Records about charts and figures:
## Start
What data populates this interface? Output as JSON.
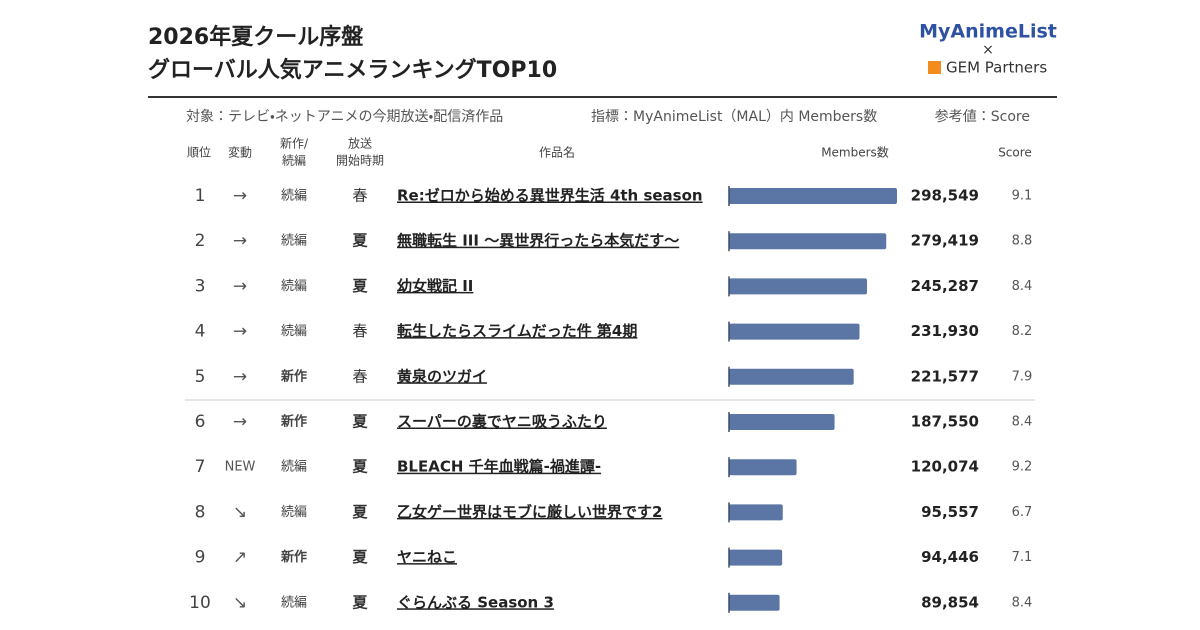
{
  "header": {
    "title_line1": "2026年夏クール序盤",
    "title_line2": "グローバル人気アニメランキングTOP10",
    "logo_top": "MyAnimeList",
    "logo_cross": "×",
    "logo_bottom": "GEM Partners"
  },
  "subtitle": {
    "target": "対象：テレビ・ネットアニメの今期放送・配信済作品",
    "metric": "指標：MyAnimeList（MAL）内 Members数",
    "reference": "参考値：Score"
  },
  "table": {
    "columns": {
      "rank": "順位",
      "change": "変動",
      "kind_line1": "新作/",
      "kind_line2": "続編",
      "season_line1": "放送",
      "season_line2": "開始時期",
      "title": "作品名",
      "members": "Members数",
      "score": "Score"
    },
    "bar_color": "#5b76a5",
    "rows": [
      {
        "rank": 1,
        "change": "→",
        "kind": "続編",
        "kind_bold": false,
        "season": "春",
        "season_bold": false,
        "title": "Re:ゼロから始める異世界生活 4th season",
        "members": {
          "value": 298549,
          "label": "298,549"
        },
        "score": 9.1
      },
      {
        "rank": 2,
        "change": "→",
        "kind": "続編",
        "kind_bold": false,
        "season": "夏",
        "season_bold": true,
        "title": "無職転生 III ～異世界行ったら本気だす～",
        "members": {
          "value": 279419,
          "label": "279,419"
        },
        "score": 8.8
      },
      {
        "rank": 3,
        "change": "→",
        "kind": "続編",
        "kind_bold": false,
        "season": "夏",
        "season_bold": true,
        "title": "幼女戦記 II",
        "members": {
          "value": 245287,
          "label": "245,287"
        },
        "score": 8.4
      },
      {
        "rank": 4,
        "change": "→",
        "kind": "続編",
        "kind_bold": false,
        "season": "春",
        "season_bold": false,
        "title": "転生したらスライムだった件 第4期",
        "members": {
          "value": 231930,
          "label": "231,930"
        },
        "score": 8.2
      },
      {
        "rank": 5,
        "change": "→",
        "kind": "新作",
        "kind_bold": true,
        "season": "春",
        "season_bold": false,
        "title": "黄泉のツガイ",
        "members": {
          "value": 221577,
          "label": "221,577"
        },
        "score": 7.9
      },
      {
        "rank": 6,
        "change": "→",
        "kind": "新作",
        "kind_bold": true,
        "season": "夏",
        "season_bold": true,
        "title": "スーパーの裏でヤニ吸うふたり",
        "members": {
          "value": 187550,
          "label": "187,550"
        },
        "score": 8.4
      },
      {
        "rank": 7,
        "change": "NEW",
        "kind": "続編",
        "kind_bold": false,
        "season": "夏",
        "season_bold": true,
        "title": "BLEACH 千年血戦篇-禍進譚-",
        "members": {
          "value": 120074,
          "label": "120,074"
        },
        "score": 9.2
      },
      {
        "rank": 8,
        "change": "↘",
        "kind": "続編",
        "kind_bold": false,
        "season": "夏",
        "season_bold": true,
        "title": "乙女ゲー世界はモブに厳しい世界です2",
        "members": {
          "value": 95557,
          "label": "95,557"
        },
        "score": 6.7
      },
      {
        "rank": 9,
        "change": "↗",
        "kind": "新作",
        "kind_bold": true,
        "season": "夏",
        "season_bold": true,
        "title": "ヤニねこ",
        "members": {
          "value": 94446,
          "label": "94,446"
        },
        "score": 7.1
      },
      {
        "rank": 10,
        "change": "↘",
        "kind": "続編",
        "kind_bold": false,
        "season": "夏",
        "season_bold": true,
        "title": "ぐらんぶる Season 3",
        "members": {
          "value": 89854,
          "label": "89,854"
        },
        "score": 8.4
      }
    ]
  }
}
## End
■ Description of the task
Report how many lines in the listing include the word "MyAnimeList". Give nothing but the count.

■ Output for this exercise
2